TASK TO CARRY OUT
Lines that contain the string "following" are to be copied; leave out all others.

Records from a collection
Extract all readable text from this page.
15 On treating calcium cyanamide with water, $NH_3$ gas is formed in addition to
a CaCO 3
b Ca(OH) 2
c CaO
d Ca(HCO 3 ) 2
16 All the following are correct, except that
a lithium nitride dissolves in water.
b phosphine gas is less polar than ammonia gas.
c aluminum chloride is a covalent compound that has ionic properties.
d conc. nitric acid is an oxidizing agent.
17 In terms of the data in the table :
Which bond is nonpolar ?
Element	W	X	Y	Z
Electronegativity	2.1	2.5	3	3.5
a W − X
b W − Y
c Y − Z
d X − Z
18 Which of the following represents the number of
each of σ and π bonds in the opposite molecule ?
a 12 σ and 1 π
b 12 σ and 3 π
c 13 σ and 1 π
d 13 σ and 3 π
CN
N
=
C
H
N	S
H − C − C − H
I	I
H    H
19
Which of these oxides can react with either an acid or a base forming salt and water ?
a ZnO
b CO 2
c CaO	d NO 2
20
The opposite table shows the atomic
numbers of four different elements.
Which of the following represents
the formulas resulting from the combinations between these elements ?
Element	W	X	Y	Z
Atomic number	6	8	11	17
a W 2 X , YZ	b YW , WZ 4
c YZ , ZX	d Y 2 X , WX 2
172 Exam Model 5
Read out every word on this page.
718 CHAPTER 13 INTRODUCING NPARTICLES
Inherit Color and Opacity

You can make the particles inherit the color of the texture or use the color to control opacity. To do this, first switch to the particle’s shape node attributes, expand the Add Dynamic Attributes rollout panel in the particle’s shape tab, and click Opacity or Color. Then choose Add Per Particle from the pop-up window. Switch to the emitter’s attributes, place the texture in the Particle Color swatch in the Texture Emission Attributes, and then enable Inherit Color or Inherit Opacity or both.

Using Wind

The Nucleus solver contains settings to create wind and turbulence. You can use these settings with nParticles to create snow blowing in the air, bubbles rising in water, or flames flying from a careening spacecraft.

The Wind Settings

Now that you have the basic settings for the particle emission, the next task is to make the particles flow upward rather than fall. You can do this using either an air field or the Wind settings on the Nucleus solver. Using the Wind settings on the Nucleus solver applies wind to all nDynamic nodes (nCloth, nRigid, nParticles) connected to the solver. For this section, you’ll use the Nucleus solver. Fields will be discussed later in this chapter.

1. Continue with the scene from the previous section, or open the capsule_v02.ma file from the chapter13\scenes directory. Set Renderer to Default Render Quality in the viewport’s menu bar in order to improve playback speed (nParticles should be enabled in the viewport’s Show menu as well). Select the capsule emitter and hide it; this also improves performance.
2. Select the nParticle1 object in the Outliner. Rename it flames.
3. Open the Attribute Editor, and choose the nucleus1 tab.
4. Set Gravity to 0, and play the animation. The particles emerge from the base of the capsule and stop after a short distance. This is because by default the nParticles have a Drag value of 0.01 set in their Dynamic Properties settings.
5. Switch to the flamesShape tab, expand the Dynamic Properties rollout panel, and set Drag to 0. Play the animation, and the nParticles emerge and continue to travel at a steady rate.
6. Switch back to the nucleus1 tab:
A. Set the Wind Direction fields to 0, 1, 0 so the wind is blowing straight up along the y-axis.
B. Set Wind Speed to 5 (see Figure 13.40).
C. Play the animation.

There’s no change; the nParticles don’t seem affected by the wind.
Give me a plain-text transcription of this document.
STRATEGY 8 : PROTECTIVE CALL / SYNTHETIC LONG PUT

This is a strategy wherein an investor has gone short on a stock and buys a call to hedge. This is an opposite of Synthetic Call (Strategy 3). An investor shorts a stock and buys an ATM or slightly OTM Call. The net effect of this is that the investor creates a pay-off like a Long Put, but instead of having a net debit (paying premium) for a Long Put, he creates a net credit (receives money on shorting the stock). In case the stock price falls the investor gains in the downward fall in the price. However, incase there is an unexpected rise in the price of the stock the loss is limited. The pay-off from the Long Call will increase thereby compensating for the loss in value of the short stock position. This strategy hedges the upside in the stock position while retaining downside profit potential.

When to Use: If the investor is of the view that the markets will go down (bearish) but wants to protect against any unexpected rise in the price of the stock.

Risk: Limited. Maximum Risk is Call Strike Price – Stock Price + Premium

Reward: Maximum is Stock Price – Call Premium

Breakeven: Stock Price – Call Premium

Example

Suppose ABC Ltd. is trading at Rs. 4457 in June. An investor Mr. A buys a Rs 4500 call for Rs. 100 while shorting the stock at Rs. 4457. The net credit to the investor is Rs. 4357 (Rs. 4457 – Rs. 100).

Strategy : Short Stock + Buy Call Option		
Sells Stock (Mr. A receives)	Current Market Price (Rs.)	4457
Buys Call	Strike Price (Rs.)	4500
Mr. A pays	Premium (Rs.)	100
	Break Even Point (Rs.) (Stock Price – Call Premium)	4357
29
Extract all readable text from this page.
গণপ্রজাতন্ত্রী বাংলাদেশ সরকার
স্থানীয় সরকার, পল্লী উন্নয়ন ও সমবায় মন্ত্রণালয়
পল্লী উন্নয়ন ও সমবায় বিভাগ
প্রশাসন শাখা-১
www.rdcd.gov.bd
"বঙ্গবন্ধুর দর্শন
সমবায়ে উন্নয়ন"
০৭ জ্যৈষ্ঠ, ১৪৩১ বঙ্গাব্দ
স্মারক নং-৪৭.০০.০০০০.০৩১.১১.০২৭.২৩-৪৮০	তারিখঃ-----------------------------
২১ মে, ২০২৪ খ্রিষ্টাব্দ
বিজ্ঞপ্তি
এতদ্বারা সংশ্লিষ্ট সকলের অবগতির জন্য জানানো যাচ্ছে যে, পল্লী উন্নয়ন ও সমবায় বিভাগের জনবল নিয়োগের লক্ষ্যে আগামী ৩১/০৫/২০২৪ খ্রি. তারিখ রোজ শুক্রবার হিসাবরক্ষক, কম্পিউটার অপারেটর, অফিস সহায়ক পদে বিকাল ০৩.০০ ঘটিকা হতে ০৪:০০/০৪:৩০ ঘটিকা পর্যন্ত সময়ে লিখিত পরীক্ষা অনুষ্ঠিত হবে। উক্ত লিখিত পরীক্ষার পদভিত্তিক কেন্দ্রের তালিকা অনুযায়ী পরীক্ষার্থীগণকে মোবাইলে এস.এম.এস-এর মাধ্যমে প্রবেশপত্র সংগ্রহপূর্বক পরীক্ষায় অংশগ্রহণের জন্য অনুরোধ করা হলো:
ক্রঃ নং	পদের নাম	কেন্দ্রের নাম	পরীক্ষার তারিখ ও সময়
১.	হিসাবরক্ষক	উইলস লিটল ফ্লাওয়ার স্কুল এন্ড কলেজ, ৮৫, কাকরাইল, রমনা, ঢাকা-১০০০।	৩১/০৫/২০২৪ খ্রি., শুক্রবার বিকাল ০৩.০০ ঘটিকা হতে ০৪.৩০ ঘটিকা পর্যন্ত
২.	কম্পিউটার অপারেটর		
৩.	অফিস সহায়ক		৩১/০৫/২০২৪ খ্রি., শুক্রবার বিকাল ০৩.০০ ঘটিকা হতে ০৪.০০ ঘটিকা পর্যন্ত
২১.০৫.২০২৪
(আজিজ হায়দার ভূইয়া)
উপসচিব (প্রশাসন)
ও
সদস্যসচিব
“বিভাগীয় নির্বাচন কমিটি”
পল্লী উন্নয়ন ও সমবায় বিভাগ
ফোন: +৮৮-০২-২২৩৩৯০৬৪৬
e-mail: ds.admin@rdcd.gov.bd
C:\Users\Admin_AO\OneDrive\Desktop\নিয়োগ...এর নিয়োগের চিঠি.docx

RESPONSE BELOW
16 All the following are correct, except that
18 Which of the following represents the number of
Which of the following represents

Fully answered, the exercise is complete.